*** Exercise inputs

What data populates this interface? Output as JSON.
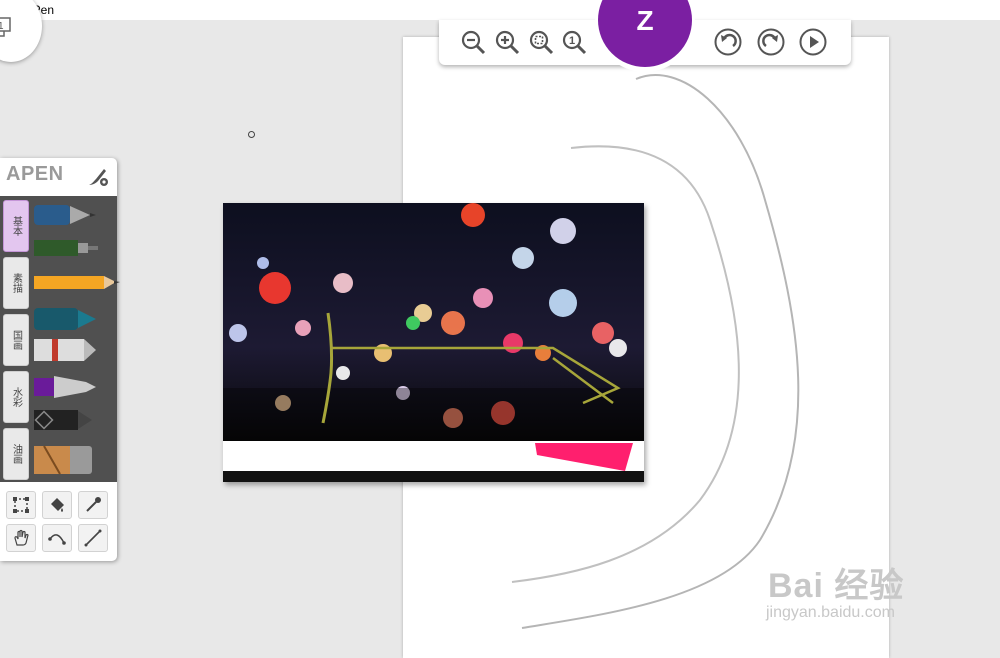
{
  "window": {
    "title": "AirPen"
  },
  "layers": {
    "count": "1"
  },
  "toolbar": {
    "buttons": [
      "zoom-out",
      "zoom-in",
      "zoom-fit",
      "zoom-actual",
      "undo",
      "redo",
      "play"
    ],
    "logo_letter": "Z",
    "accent": "#7b1fa2"
  },
  "panel": {
    "brand": "APEN",
    "categories": [
      {
        "label": "基本",
        "active": true
      },
      {
        "label": "素描",
        "active": false
      },
      {
        "label": "国画",
        "active": false
      },
      {
        "label": "水彩",
        "active": false
      },
      {
        "label": "油画",
        "active": false
      }
    ],
    "tools": [
      "select-tool",
      "fill-bucket-tool",
      "eyedropper-tool",
      "hand-tool",
      "curve-tool",
      "line-tool"
    ]
  },
  "watermark": {
    "main": "Bai 经验",
    "sub": "jingyan.baidu.com"
  }
}
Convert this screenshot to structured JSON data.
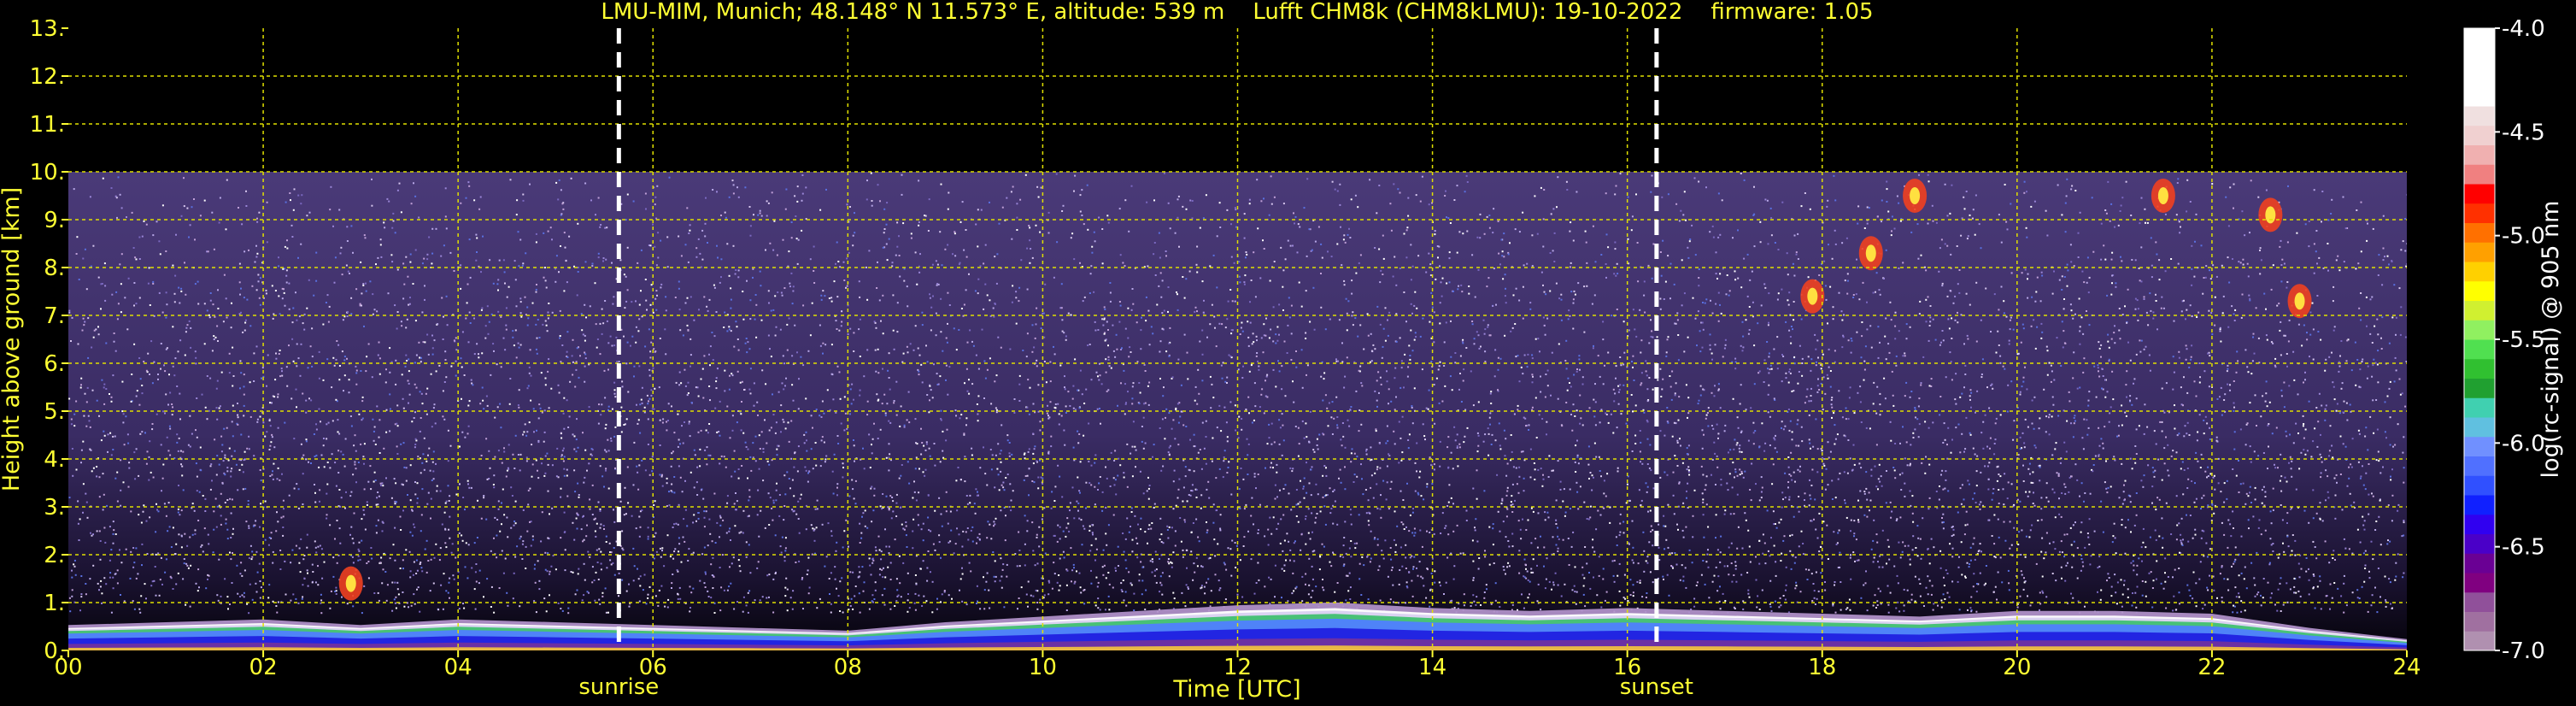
{
  "chart_data": {
    "type": "heatmap",
    "title": "LMU-MIM, Munich; 48.148° N 11.573° E, altitude: 539 m    Lufft CHM8k (CHM8kLMU): 19-10-2022    firmware: 1.05",
    "xlabel": "Time [UTC]",
    "ylabel": "Height above ground [km]",
    "x_ticks": [
      "00",
      "02",
      "04",
      "06",
      "08",
      "10",
      "12",
      "14",
      "16",
      "18",
      "20",
      "22",
      "24"
    ],
    "y_ticks": [
      "0.",
      "1.",
      "2.",
      "3.",
      "4.",
      "5.",
      "6.",
      "7.",
      "8.",
      "9.",
      "10.",
      "11.",
      "12.",
      "13."
    ],
    "xlim": [
      0,
      24
    ],
    "ylim": [
      0,
      13
    ],
    "grid": true,
    "markers": [
      {
        "label": "sunrise",
        "time": 5.65
      },
      {
        "label": "sunset",
        "time": 16.3
      }
    ],
    "colorbar": {
      "label": "log(rc-signal) @ 905 nm",
      "ticks": [
        "-4.0",
        "-4.5",
        "-5.0",
        "-5.5",
        "-6.0",
        "-6.5",
        "-7.0"
      ],
      "range": [
        -7.0,
        -4.0
      ],
      "colors": [
        "#b090b0",
        "#a070a0",
        "#90509a",
        "#800080",
        "#6a0094",
        "#4a00c8",
        "#3000f0",
        "#1020ff",
        "#3050ff",
        "#5070ff",
        "#7090ff",
        "#60c0e0",
        "#40d0b0",
        "#20a030",
        "#30c030",
        "#50e050",
        "#90f060",
        "#d0f030",
        "#ffff00",
        "#ffd000",
        "#ffa000",
        "#ff7000",
        "#ff3000",
        "#ff0000",
        "#f08080",
        "#f0b0b0",
        "#f0d0d0",
        "#f0e0e0",
        "#ffffff",
        "#ffffff",
        "#ffffff",
        "#ffffff"
      ]
    },
    "noise_top_km": 10.0,
    "boundary_layer": [
      {
        "time": 0,
        "height": 0.45
      },
      {
        "time": 1,
        "height": 0.5
      },
      {
        "time": 2,
        "height": 0.55
      },
      {
        "time": 3,
        "height": 0.45
      },
      {
        "time": 4,
        "height": 0.55
      },
      {
        "time": 5,
        "height": 0.5
      },
      {
        "time": 6,
        "height": 0.45
      },
      {
        "time": 7,
        "height": 0.4
      },
      {
        "time": 8,
        "height": 0.35
      },
      {
        "time": 9,
        "height": 0.5
      },
      {
        "time": 10,
        "height": 0.6
      },
      {
        "time": 11,
        "height": 0.7
      },
      {
        "time": 12,
        "height": 0.8
      },
      {
        "time": 13,
        "height": 0.85
      },
      {
        "time": 14,
        "height": 0.75
      },
      {
        "time": 15,
        "height": 0.7
      },
      {
        "time": 16,
        "height": 0.75
      },
      {
        "time": 17,
        "height": 0.7
      },
      {
        "time": 18,
        "height": 0.65
      },
      {
        "time": 19,
        "height": 0.6
      },
      {
        "time": 20,
        "height": 0.7
      },
      {
        "time": 21,
        "height": 0.7
      },
      {
        "time": 22,
        "height": 0.65
      },
      {
        "time": 23,
        "height": 0.4
      },
      {
        "time": 24,
        "height": 0.2
      }
    ],
    "cloud_patches": [
      {
        "time": 18.95,
        "height": 9.5
      },
      {
        "time": 21.5,
        "height": 9.5
      },
      {
        "time": 22.6,
        "height": 9.1
      },
      {
        "time": 22.9,
        "height": 7.3
      },
      {
        "time": 18.5,
        "height": 8.3
      },
      {
        "time": 17.9,
        "height": 7.4
      },
      {
        "time": 2.9,
        "height": 1.4
      }
    ]
  }
}
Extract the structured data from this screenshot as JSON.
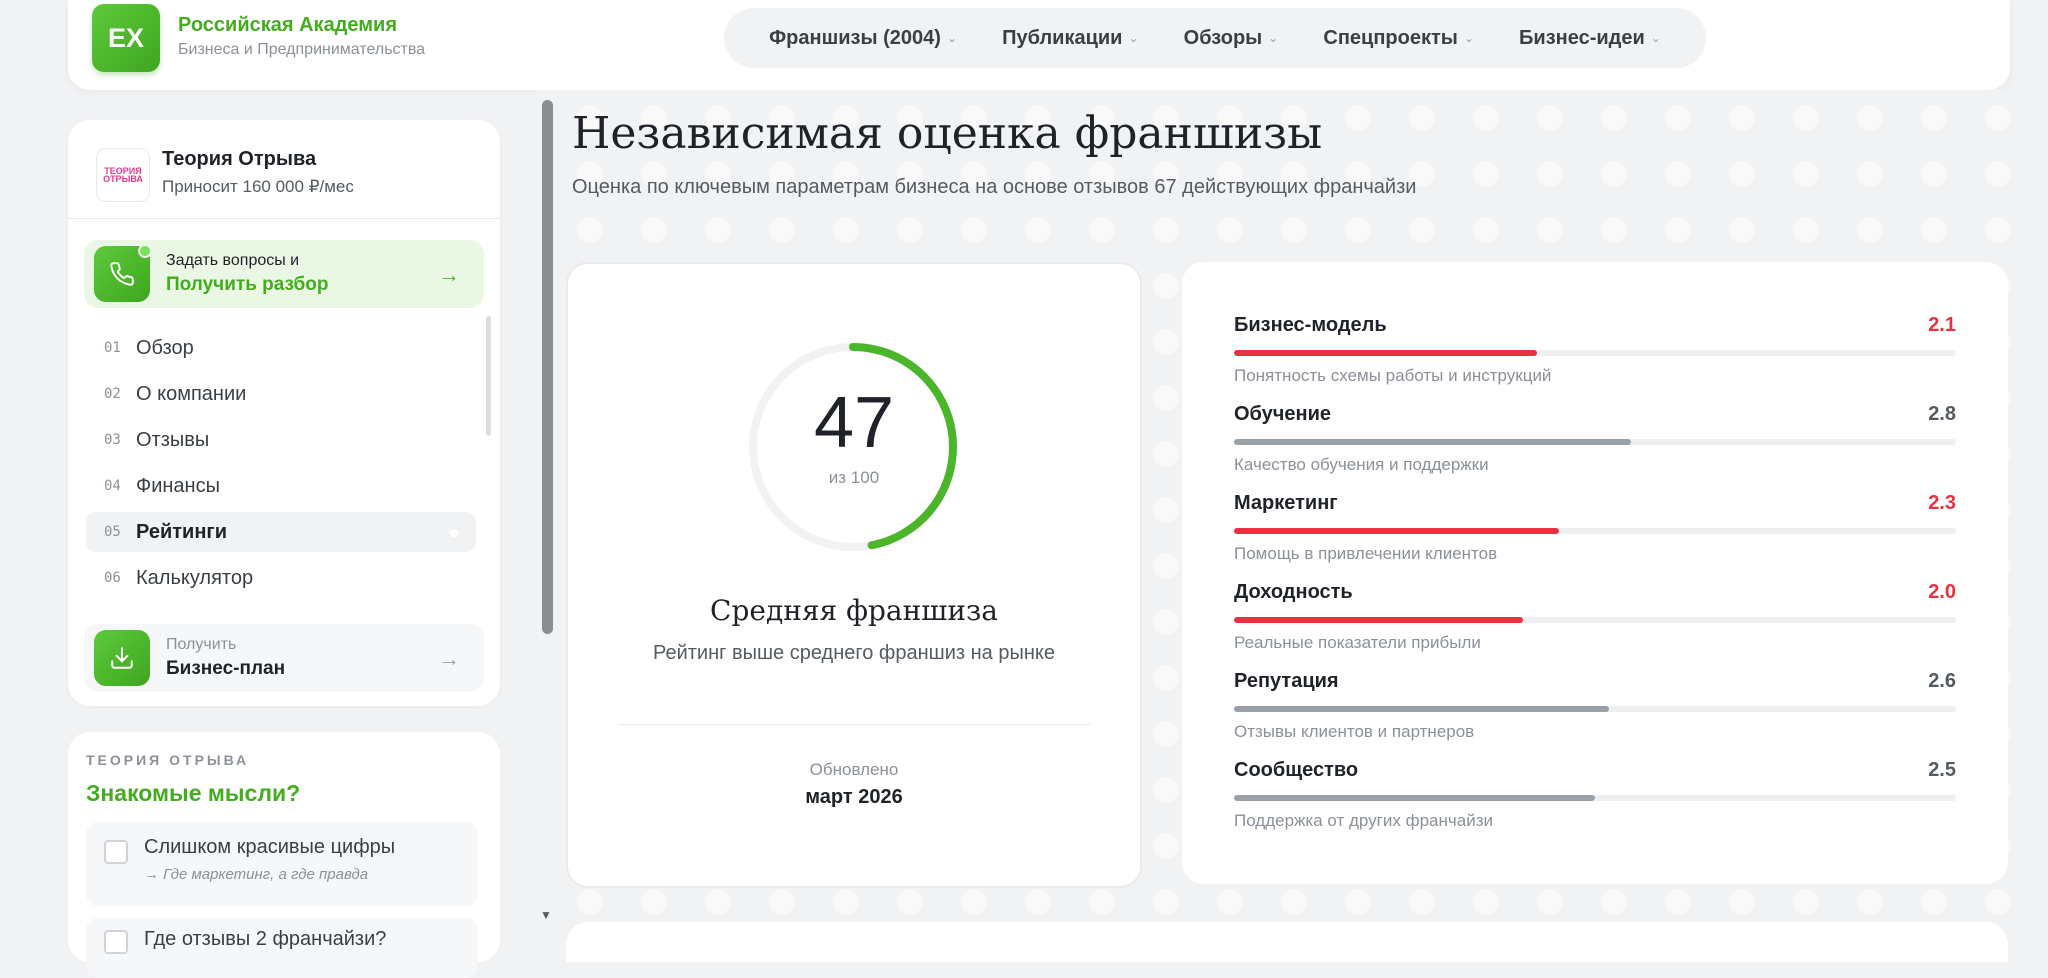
{
  "brand": {
    "logo_text": "EX",
    "name": "Российская Академия",
    "subtitle": "Бизнеса и Предпринимательства"
  },
  "nav": [
    {
      "label": "Франшизы (2004)"
    },
    {
      "label": "Публикации"
    },
    {
      "label": "Обзоры"
    },
    {
      "label": "Спецпроекты"
    },
    {
      "label": "Бизнес-идеи"
    }
  ],
  "franchise": {
    "name": "Теория Отрыва",
    "income": "Приносит 160 000 ₽/мес",
    "logo_text": "ТЕОРИЯ ОТРЫВА"
  },
  "cta_ask": {
    "line1": "Задать вопросы и",
    "line2": "Получить разбор"
  },
  "menu": [
    {
      "num": "01",
      "label": "Обзор"
    },
    {
      "num": "02",
      "label": "О компании"
    },
    {
      "num": "03",
      "label": "Отзывы"
    },
    {
      "num": "04",
      "label": "Финансы"
    },
    {
      "num": "05",
      "label": "Рейтинги",
      "active": true
    },
    {
      "num": "06",
      "label": "Калькулятор"
    }
  ],
  "cta_plan": {
    "line1": "Получить",
    "line2": "Бизнес-план"
  },
  "thoughts": {
    "eyebrow": "ТЕОРИЯ ОТРЫВА",
    "title": "Знакомые мысли?",
    "items": [
      {
        "title": "Слишком красивые цифры",
        "sub": "→ Где маркетинг, а где правда"
      },
      {
        "title": "Где отзывы 2 франчайзи?",
        "sub": ""
      }
    ]
  },
  "page": {
    "title": "Независимая оценка франшизы",
    "subtitle": "Оценка по ключевым параметрам бизнеса на основе отзывов 67 действующих франчайзи"
  },
  "score": {
    "value": "47",
    "value_fraction": 0.47,
    "of": "из 100",
    "title": "Средняя франшиза",
    "description": "Рейтинг выше среднего франшиз на рынке",
    "updated_label": "Обновлено",
    "updated_value": "март 2026",
    "accent": "#4bb62a"
  },
  "params": [
    {
      "name": "Бизнес-модель",
      "value": "2.1",
      "level": 0.42,
      "low": true,
      "desc": "Понятность схемы работы и инструкций"
    },
    {
      "name": "Обучение",
      "value": "2.8",
      "level": 0.55,
      "low": false,
      "desc": "Качество обучения и поддержки"
    },
    {
      "name": "Маркетинг",
      "value": "2.3",
      "level": 0.45,
      "low": true,
      "desc": "Помощь в привлечении клиентов"
    },
    {
      "name": "Доходность",
      "value": "2.0",
      "level": 0.4,
      "low": true,
      "desc": "Реальные показатели прибыли"
    },
    {
      "name": "Репутация",
      "value": "2.6",
      "level": 0.52,
      "low": false,
      "desc": "Отзывы клиентов и партнеров"
    },
    {
      "name": "Сообщество",
      "value": "2.5",
      "level": 0.5,
      "low": false,
      "desc": "Поддержка от других франчайзи"
    }
  ],
  "colors": {
    "brand_green": "#43ad1f",
    "danger_red": "#e8323f",
    "neutral_bar": "#9aa0a8"
  }
}
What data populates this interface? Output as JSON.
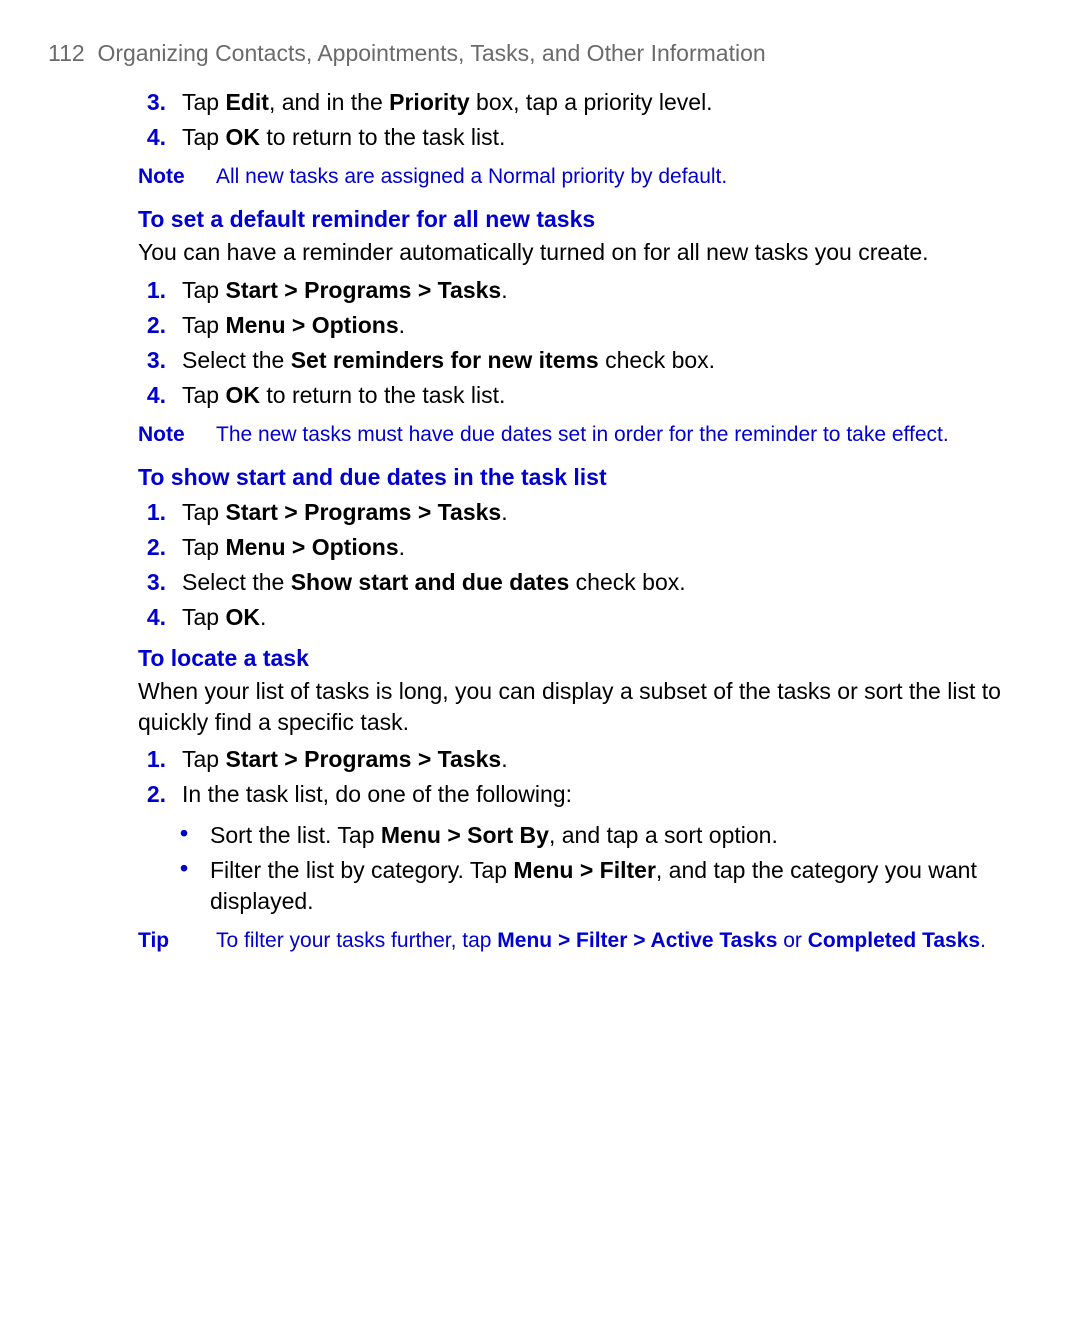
{
  "header": {
    "page_number": "112",
    "title": "Organizing Contacts, Appointments, Tasks, and Other Information"
  },
  "intro_list": [
    {
      "num": "3.",
      "html": "Tap <b>Edit</b>, and in the <b>Priority</b> box, tap a priority level."
    },
    {
      "num": "4.",
      "html": "Tap <b>OK</b> to return to the task list."
    }
  ],
  "note1": {
    "label": "Note",
    "text": "All new tasks are assigned a Normal priority by default."
  },
  "section_reminder": {
    "heading": "To set a default reminder for all new tasks",
    "intro": "You can have a reminder automatically turned on for all new tasks you create.",
    "steps": [
      {
        "num": "1.",
        "html": "Tap <b>Start > Programs > Tasks</b>."
      },
      {
        "num": "2.",
        "html": "Tap <b>Menu > Options</b>."
      },
      {
        "num": "3.",
        "html": "Select the <b>Set reminders for new items</b> check box."
      },
      {
        "num": "4.",
        "html": "Tap <b>OK</b> to return to the task list."
      }
    ]
  },
  "note2": {
    "label": "Note",
    "text": "The new tasks must have due dates set in order for the reminder to take effect."
  },
  "section_dates": {
    "heading": "To show start and due dates in the task list",
    "steps": [
      {
        "num": "1.",
        "html": "Tap <b>Start > Programs > Tasks</b>."
      },
      {
        "num": "2.",
        "html": "Tap <b>Menu > Options</b>."
      },
      {
        "num": "3.",
        "html": "Select the <b>Show start and due dates</b> check box."
      },
      {
        "num": "4.",
        "html": "Tap <b>OK</b>."
      }
    ]
  },
  "section_locate": {
    "heading": "To locate a task",
    "intro": "When your list of tasks is long, you can display a subset of the tasks or sort the list to quickly find a specific task.",
    "steps": [
      {
        "num": "1.",
        "html": "Tap <b>Start > Programs > Tasks</b>."
      },
      {
        "num": "2.",
        "html": "In the task list, do one of the following:"
      }
    ],
    "bullets": [
      {
        "html": "Sort the list. Tap <b>Menu > Sort By</b>, and tap a sort option."
      },
      {
        "html": "Filter the list by category. Tap <b>Menu > Filter</b>, and tap the category you want displayed."
      }
    ]
  },
  "tip": {
    "label": "Tip",
    "html": "To filter your tasks further, tap <b>Menu > Filter > Active Tasks</b> or <b>Completed Tasks</b>."
  }
}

******

Your answer should be a single number: how many lines of the material contain the word "heading".

3